- MATERIAL TO PROCESS

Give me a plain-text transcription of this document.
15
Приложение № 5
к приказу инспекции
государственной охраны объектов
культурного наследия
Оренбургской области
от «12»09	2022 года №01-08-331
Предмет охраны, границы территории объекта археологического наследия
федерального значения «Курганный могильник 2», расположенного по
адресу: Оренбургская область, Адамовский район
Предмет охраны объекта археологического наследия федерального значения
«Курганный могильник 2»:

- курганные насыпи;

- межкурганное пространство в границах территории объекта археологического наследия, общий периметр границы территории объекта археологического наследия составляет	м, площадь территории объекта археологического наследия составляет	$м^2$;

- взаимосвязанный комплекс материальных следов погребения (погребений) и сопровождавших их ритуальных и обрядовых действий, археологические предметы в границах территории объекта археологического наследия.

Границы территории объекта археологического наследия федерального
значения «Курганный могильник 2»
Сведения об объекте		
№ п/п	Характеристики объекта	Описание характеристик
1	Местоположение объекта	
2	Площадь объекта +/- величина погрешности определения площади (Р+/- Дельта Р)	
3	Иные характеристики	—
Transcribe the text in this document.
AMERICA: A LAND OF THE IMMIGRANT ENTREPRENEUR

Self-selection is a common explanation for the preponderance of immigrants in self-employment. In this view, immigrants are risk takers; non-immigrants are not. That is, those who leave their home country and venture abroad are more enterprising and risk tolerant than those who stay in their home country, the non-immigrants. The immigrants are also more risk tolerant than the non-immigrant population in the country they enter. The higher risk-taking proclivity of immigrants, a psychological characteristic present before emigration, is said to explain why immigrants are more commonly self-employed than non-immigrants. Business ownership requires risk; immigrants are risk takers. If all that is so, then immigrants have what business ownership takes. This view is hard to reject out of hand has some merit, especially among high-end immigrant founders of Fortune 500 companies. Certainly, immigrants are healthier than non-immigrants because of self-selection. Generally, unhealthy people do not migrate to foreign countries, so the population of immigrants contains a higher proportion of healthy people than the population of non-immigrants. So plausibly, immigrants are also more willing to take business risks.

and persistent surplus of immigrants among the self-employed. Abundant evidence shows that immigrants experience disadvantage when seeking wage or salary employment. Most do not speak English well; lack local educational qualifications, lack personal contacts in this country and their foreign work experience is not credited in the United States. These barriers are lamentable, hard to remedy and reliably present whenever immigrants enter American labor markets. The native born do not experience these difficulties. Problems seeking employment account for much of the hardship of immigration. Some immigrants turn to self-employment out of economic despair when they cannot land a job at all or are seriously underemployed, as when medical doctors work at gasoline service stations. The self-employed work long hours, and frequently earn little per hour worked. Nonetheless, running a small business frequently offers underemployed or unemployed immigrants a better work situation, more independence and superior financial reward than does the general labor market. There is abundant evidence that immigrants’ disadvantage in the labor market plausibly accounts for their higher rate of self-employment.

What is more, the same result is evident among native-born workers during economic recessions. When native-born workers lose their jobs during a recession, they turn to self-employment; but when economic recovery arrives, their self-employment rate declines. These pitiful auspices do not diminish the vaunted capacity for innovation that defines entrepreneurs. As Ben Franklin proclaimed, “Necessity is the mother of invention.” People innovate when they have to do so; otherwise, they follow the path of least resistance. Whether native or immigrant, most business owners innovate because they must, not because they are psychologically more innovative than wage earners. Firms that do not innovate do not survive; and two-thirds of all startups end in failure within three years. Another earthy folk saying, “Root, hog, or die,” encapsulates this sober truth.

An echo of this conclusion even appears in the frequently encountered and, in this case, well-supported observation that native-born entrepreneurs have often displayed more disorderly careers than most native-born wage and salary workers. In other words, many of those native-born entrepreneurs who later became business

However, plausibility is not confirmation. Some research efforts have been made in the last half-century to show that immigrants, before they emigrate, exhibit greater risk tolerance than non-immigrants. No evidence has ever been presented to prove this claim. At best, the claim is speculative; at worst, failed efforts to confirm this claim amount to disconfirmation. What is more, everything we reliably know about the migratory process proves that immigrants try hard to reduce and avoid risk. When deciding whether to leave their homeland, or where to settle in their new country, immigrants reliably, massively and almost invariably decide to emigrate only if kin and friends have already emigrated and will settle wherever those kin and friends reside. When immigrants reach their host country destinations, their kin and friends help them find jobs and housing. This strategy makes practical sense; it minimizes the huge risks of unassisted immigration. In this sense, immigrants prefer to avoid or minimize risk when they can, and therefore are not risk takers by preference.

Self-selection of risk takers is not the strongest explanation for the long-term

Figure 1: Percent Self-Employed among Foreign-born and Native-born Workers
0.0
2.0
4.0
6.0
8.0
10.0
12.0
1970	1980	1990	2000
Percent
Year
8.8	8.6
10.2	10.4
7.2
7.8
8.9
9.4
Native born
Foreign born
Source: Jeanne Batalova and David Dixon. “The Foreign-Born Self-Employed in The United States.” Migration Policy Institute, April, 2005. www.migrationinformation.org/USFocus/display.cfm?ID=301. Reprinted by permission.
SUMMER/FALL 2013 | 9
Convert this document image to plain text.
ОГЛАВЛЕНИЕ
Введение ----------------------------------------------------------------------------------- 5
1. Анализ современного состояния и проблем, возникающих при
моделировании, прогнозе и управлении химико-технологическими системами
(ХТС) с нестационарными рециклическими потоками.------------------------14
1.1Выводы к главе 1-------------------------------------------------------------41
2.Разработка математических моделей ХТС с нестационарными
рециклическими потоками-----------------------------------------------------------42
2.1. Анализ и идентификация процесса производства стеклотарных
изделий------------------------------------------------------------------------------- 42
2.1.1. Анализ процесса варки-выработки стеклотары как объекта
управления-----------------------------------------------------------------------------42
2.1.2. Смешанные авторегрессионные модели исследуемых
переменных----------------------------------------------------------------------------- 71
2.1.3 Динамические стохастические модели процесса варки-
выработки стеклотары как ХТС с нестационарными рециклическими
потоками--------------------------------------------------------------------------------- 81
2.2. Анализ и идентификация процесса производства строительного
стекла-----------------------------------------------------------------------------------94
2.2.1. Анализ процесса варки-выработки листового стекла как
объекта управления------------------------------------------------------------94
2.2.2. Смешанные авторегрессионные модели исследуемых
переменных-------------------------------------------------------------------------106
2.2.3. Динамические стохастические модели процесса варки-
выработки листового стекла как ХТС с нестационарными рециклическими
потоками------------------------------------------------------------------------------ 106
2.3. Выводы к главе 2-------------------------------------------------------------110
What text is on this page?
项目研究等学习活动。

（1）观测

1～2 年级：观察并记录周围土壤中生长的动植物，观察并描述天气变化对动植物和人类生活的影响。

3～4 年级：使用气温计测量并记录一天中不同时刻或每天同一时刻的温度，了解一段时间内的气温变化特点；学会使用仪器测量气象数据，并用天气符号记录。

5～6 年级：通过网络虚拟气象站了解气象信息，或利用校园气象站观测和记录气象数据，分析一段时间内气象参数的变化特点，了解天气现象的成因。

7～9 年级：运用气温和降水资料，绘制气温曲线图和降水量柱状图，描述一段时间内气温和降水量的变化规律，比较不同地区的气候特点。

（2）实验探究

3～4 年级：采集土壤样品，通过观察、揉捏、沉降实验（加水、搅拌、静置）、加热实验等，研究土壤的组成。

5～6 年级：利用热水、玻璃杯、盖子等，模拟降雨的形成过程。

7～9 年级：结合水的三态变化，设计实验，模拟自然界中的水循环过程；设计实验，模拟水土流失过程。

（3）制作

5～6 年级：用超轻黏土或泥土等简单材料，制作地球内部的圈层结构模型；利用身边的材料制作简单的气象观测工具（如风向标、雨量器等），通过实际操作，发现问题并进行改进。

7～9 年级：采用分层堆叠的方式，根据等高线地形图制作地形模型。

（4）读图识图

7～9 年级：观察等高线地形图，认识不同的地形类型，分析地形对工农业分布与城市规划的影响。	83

- THE REQUEST
From the listing above, copy out each line where the word "выработки" appears.

- SOLUTION BELOW
2.1.1. Анализ процесса варки-выработки стеклотары как объекта
выработки стеклотары как ХТС с нестационарными рециклическими
2.2.1. Анализ процесса варки-выработки листового стекла как
выработки листового стекла как ХТС с нестационарными рециклическими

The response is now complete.